*Request*
Print the full listing exactly.

*Records shown*
_____

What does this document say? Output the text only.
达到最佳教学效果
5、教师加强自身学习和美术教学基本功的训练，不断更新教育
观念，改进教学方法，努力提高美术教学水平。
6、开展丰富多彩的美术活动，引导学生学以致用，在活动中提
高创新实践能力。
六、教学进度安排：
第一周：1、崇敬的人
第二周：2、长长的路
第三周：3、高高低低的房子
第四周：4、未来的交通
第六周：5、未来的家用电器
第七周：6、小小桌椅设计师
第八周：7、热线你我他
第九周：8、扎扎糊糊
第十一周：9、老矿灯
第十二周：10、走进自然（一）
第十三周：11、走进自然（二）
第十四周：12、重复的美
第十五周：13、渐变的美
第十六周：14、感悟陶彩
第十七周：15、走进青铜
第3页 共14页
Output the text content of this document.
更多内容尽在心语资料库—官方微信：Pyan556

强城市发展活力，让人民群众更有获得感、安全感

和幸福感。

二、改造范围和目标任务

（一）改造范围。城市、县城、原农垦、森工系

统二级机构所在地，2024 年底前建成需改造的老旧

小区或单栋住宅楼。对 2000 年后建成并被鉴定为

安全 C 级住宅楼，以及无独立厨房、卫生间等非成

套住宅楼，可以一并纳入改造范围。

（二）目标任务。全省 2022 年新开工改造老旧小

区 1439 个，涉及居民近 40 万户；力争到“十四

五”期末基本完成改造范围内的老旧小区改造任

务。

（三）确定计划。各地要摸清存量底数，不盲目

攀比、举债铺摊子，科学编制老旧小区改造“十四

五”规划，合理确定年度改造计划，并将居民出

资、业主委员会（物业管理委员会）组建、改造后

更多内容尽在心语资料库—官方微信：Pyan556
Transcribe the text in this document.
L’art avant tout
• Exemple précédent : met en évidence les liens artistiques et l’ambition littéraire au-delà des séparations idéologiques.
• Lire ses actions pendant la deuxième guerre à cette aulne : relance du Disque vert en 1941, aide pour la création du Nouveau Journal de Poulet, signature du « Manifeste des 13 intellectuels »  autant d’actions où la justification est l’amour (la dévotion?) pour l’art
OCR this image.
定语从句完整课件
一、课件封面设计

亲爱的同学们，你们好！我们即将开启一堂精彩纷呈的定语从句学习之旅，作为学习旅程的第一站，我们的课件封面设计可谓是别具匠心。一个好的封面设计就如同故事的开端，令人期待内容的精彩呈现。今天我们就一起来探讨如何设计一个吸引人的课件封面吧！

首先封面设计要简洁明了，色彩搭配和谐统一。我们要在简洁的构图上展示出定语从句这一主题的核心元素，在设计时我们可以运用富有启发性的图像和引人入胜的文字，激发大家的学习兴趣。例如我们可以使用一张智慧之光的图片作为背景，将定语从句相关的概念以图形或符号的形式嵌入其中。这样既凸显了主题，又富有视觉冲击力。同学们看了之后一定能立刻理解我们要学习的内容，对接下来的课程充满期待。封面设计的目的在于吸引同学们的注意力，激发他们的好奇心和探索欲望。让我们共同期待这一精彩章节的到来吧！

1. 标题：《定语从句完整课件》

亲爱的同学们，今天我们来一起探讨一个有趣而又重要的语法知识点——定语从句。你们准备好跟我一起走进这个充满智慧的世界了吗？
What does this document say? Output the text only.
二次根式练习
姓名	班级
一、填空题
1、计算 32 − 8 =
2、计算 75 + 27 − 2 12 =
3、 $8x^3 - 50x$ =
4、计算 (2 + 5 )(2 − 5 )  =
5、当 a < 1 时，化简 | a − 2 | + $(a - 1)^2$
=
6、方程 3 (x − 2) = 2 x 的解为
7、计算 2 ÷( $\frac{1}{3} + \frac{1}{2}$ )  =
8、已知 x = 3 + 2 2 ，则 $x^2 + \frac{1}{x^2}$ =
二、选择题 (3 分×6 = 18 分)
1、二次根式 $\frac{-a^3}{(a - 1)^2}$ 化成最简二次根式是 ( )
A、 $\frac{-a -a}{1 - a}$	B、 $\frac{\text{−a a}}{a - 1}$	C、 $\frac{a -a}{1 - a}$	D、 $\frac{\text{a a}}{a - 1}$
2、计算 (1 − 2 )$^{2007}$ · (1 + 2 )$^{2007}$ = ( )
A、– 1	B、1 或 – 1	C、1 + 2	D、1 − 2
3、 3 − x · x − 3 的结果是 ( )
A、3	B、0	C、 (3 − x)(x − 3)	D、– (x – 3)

_____

*Written reply*
What does this document say? Output the text only.
达到最佳教学效果
5、教师加强自身学习和美术教学基本功的训练，不断更新教育
观念，改进教学方法，努力提高美术教学水平。
6、开展丰富多彩的美术活动，引导学生学以致用，在活动中提
高创新实践能力。
六、教学进度安排：
第一周：1、崇敬的人
第二周：2、长长的路
第三周：3、高高低低的房子
第四周：4、未来的交通
第六周：5、未来的家用电器
第七周：6、小小桌椅设计师
第八周：7、热线你我他
第九周：8、扎扎糊糊
第十一周：9、老矿灯
第十二周：10、走进自然（一）
第十三周：11、走进自然（二）
第十四周：12、重复的美
第十五周：13、渐变的美
第十六周：14、感悟陶彩
第十七周：15、走进青铜
第3页 共14页
Output the text content of this document.
更多内容尽在心语资料库—官方微信：Pyan556

强城市发展活力，让人民群众更有获得感、安全感

和幸福感。

二、改造范围和目标任务

（一）改造范围。城市、县城、原农垦、森工系

统二级机构所在地，2024 年底前建成需改造的老旧

小区或单栋住宅楼。对 2000 年后建成并被鉴定为

安全 C 级住宅楼，以及无独立厨房、卫生间等非成

套住宅楼，可以一并纳入改造范围。

（二）目标任务。全省 2022 年新开工改造老旧小

区 1439 个，涉及居民近 40 万户；力争到“十四

五”期末基本完成改造范围内的老旧小区改造任

务。

（三）确定计划。各地要摸清存量底数，不盲目

攀比、举债铺摊子，科学编制老旧小区改造“十四

五”规划，合理确定年度改造计划，并将居民出

资、业主委员会（物业管理委员会）组建、改造后

更多内容尽在心语资料库—官方微信：Pyan556
Transcribe the text in this document.
L’art avant tout
• Exemple précédent : met en évidence les liens artistiques et l’ambition littéraire au-delà des séparations idéologiques.
• Lire ses actions pendant la deuxième guerre à cette aulne : relance du Disque vert en 1941, aide pour la création du Nouveau Journal de Poulet, signature du « Manifeste des 13 intellectuels »  autant d’actions où la justification est l’amour (la dévotion?) pour l’art
OCR this image.
定语从句完整课件
一、课件封面设计

亲爱的同学们，你们好！我们即将开启一堂精彩纷呈的定语从句学习之旅，作为学习旅程的第一站，我们的课件封面设计可谓是别具匠心。一个好的封面设计就如同故事的开端，令人期待内容的精彩呈现。今天我们就一起来探讨如何设计一个吸引人的课件封面吧！

首先封面设计要简洁明了，色彩搭配和谐统一。我们要在简洁的构图上展示出定语从句这一主题的核心元素，在设计时我们可以运用富有启发性的图像和引人入胜的文字，激发大家的学习兴趣。例如我们可以使用一张智慧之光的图片作为背景，将定语从句相关的概念以图形或符号的形式嵌入其中。这样既凸显了主题，又富有视觉冲击力。同学们看了之后一定能立刻理解我们要学习的内容，对接下来的课程充满期待。封面设计的目的在于吸引同学们的注意力，激发他们的好奇心和探索欲望。让我们共同期待这一精彩章节的到来吧！

1. 标题：《定语从句完整课件》

亲爱的同学们，今天我们来一起探讨一个有趣而又重要的语法知识点——定语从句。你们准备好跟我一起走进这个充满智慧的世界了吗？
What does this document say? Output the text only.
二次根式练习
姓名	班级
一、填空题
1、计算 32 − 8 =
2、计算 75 + 27 − 2 12 =
3、 $8x^3 - 50x$ =
4、计算 (2 + 5 )(2 − 5 )  =
5、当 a < 1 时，化简 | a − 2 | + $(a - 1)^2$
=
6、方程 3 (x − 2) = 2 x 的解为
7、计算 2 ÷( $\frac{1}{3} + \frac{1}{2}$ )  =
8、已知 x = 3 + 2 2 ，则 $x^2 + \frac{1}{x^2}$ =
二、选择题 (3 分×6 = 18 分)
1、二次根式 $\frac{-a^3}{(a - 1)^2}$ 化成最简二次根式是 ( )
A、 $\frac{-a -a}{1 - a}$	B、 $\frac{\text{−a a}}{a - 1}$	C、 $\frac{a -a}{1 - a}$	D、 $\frac{\text{a a}}{a - 1}$
2、计算 (1 − 2 )$^{2007}$ · (1 + 2 )$^{2007}$ = ( )
A、– 1	B、1 或 – 1	C、1 + 2	D、1 − 2
3、 3 − x · x − 3 的结果是 ( )
A、3	B、0	C、 (3 − x)(x − 3)	D、– (x – 3)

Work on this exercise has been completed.